● Data supplied:
----------------
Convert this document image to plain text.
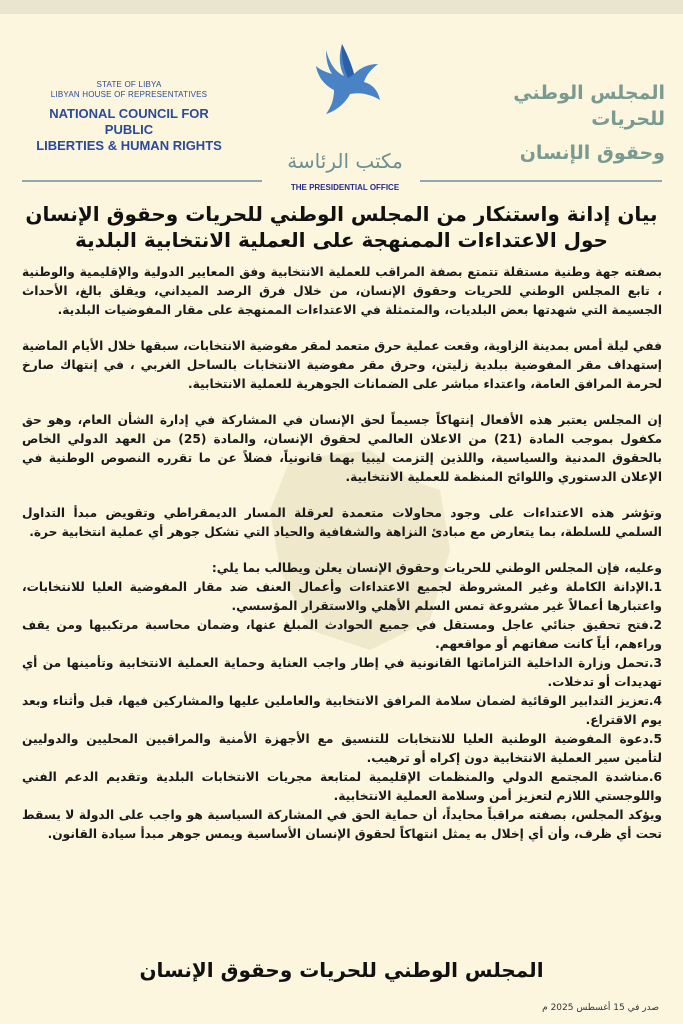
STATE OF LIBYA
LIBYAN HOUSE OF REPRESENTATIVES
NATIONAL COUNCIL FOR PUBLIC
LIBERTIES & HUMAN RIGHTS
مكتب الرئاسة
THE PRESIDENTIAL OFFICE
المجلس الوطني للحريات
وحقوق الإنسان
بيان إدانة واستنكار من المجلس الوطني للحريات وحقوق الإنسان
حول الاعتداءات الممنهجة على العملية الانتخابية البلدية

بصفته جهة وطنية مستقلة تتمتع بصفة المراقب للعملية الانتخابية وفق المعايير الدولية والإقليمية والوطنية ، تابع المجلس الوطني للحريات وحقوق الإنسان، من خلال فرق الرصد الميداني، ويقلق بالغ، الأحداث الجسيمة التي شهدتها بعض البلديات، والمتمثلة في الاعتداءات الممنهجة على مقار المفوضيات البلدية.

ففي ليلة أمس بمدينة الزاوية، وقعت عملية حرق متعمد لمقر مفوضية الانتخابات، سبقها خلال الأيام الماضية إستهداف مقر المفوضية ببلدية زليتن، وحرق مقر مفوضية الانتخابات بالساحل الغربي ، في إنتهاك صارخ لحرمة المرافق العامة، واعتداء مباشر على الضمانات الجوهرية للعملية الانتخابية.

إن المجلس يعتبر هذه الأفعال إنتهاكاً جسيماً لحق الإنسان في المشاركة في إدارة الشأن العام، وهو حق مكفول بموجب المادة (21) من الاعلان العالمي لحقوق الإنسان، والمادة (25) من العهد الدولي الخاص بالحقوق المدنية والسياسية، واللذين إلتزمت ليبيا بهما قانونياً، فضلاً عن ما تقرره النصوص الوطنية في الإعلان الدستوري واللوائح المنظمة للعملية الانتخابية.

وتؤشر هذه الاعتداءات على وجود محاولات متعمدة لعرقلة المسار الديمقراطي وتقويض مبدأ التداول السلمي للسلطة، بما يتعارض مع مبادئ النزاهة والشفافية والحياد التي تشكل جوهر أي عملية انتخابية حرة.

وعليه، فإن المجلس الوطني للحريات وحقوق الإنسان يعلن ويطالب بما يلي:
1.الإدانة الكاملة وغير المشروطة لجميع الاعتداءات وأعمال العنف ضد مقار المفوضية العليا للانتخابات، واعتبارها أعمالاً غير مشروعة تمس السلم الأهلي والاستقرار المؤسسي.
2.فتح تحقيق جنائي عاجل ومستقل في جميع الحوادث المبلغ عنها، وضمان محاسبة مرتكبيها ومن يقف وراءهم، أياً كانت صفاتهم أو مواقعهم.
3.تحمل وزارة الداخلية التزاماتها القانونية في إطار واجب العناية وحماية العملية الانتخابية وتأمينها من أي تهديدات أو تدخلات.
4.تعزيز التدابير الوقائية لضمان سلامة المرافق الانتخابية والعاملين عليها والمشاركين فيها، قبل وأثناء وبعد يوم الاقتراع.
5.دعوة المفوضية الوطنية العليا للانتخابات للتنسيق مع الأجهزة الأمنية والمراقبين المحليين والدوليين لتأمين سير العملية الانتخابية دون إكراه أو ترهيب.
6.مناشدة المجتمع الدولي والمنظمات الإقليمية لمتابعة مجريات الانتخابات البلدية وتقديم الدعم الفني واللوجستي اللازم لتعزيز أمن وسلامة العملية الانتخابية.
ويؤكد المجلس، بصفته مراقباً محايداً، أن حماية الحق في المشاركة السياسية هو واجب على الدولة لا يسقط تحت أي ظرف، وأن أي إخلال به يمثل انتهاكاً لحقوق الإنسان الأساسية ويمس جوهر مبدأ سيادة القانون.
المجلس الوطني للحريات وحقوق الإنسان
صدر في 15 أغسطس 2025 م
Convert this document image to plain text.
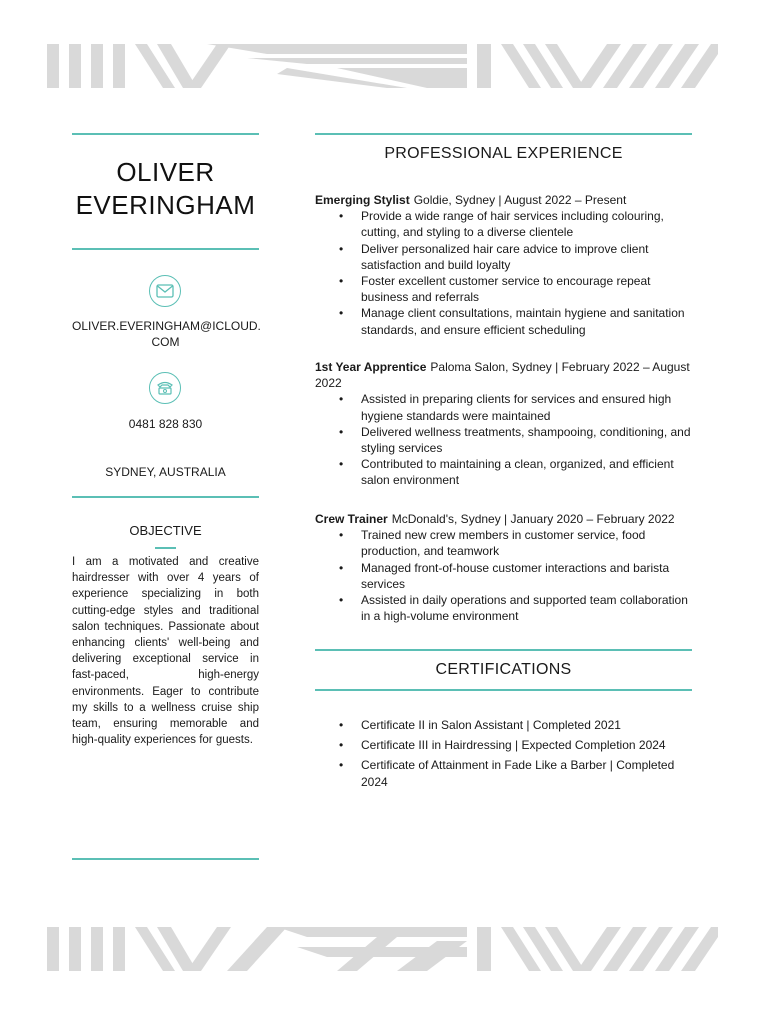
OLIVER
EVERINGHAM
OLIVER.EVERINGHAM@ICLOUD.
COM
0481 828 830
SYDNEY, AUSTRALIA
OBJECTIVE
I am a motivated and creative hairdresser with over 4 years of experience specializing in both cutting-edge styles and traditional salon techniques. Passionate about enhancing clients' well-being and delivering exceptional service in fast-paced, high-energy environments. Eager to contribute my skills to a wellness cruise ship team, ensuring memorable and high-quality experiences for guests.
PROFESSIONAL EXPERIENCE

Emerging Stylist Goldie, Sydney | August 2022 – Present

• Provide a wide range of hair services including colouring, cutting, and styling to a diverse clientele
• Deliver personalized hair care advice to improve client satisfaction and build loyalty
• Foster excellent customer service to encourage repeat business and referrals
• Manage client consultations, maintain hygiene and sanitation standards, and ensure efficient scheduling

1st Year Apprentice Paloma Salon, Sydney | February 2022 – August 2022

• Assisted in preparing clients for services and ensured high hygiene standards were maintained
• Delivered wellness treatments, shampooing, conditioning, and styling services
• Contributed to maintaining a clean, organized, and efficient salon environment

Crew Trainer McDonald's, Sydney | January 2020 – February 2022

• Trained new crew members in customer service, food production, and teamwork
• Managed front-of-house customer interactions and barista services
• Assisted in daily operations and supported team collaboration in a high-volume environment
CERTIFICATIONS
• Certificate II in Salon Assistant | Completed 2021
• Certificate III in Hairdressing | Expected Completion 2024
• Certificate of Attainment in Fade Like a Barber | Completed 2024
----------------
● Short task:
Copy out all lines above that include the string "واجب".

● Complete answer:
3.تحمل وزارة الداخلية التزاماتها القانونية في إطار واجب العناية وحماية العملية الانتخابية وتأمينها من أي تهديدات أو تدخلات.
ويؤكد المجلس، بصفته مراقباً محايداً، أن حماية الحق في المشاركة السياسية هو واجب على الدولة لا يسقط تحت أي ظرف، وأن أي إخلال به يمثل انتهاكاً لحقوق الإنسان الأساسية ويمس جوهر مبدأ سيادة القانون.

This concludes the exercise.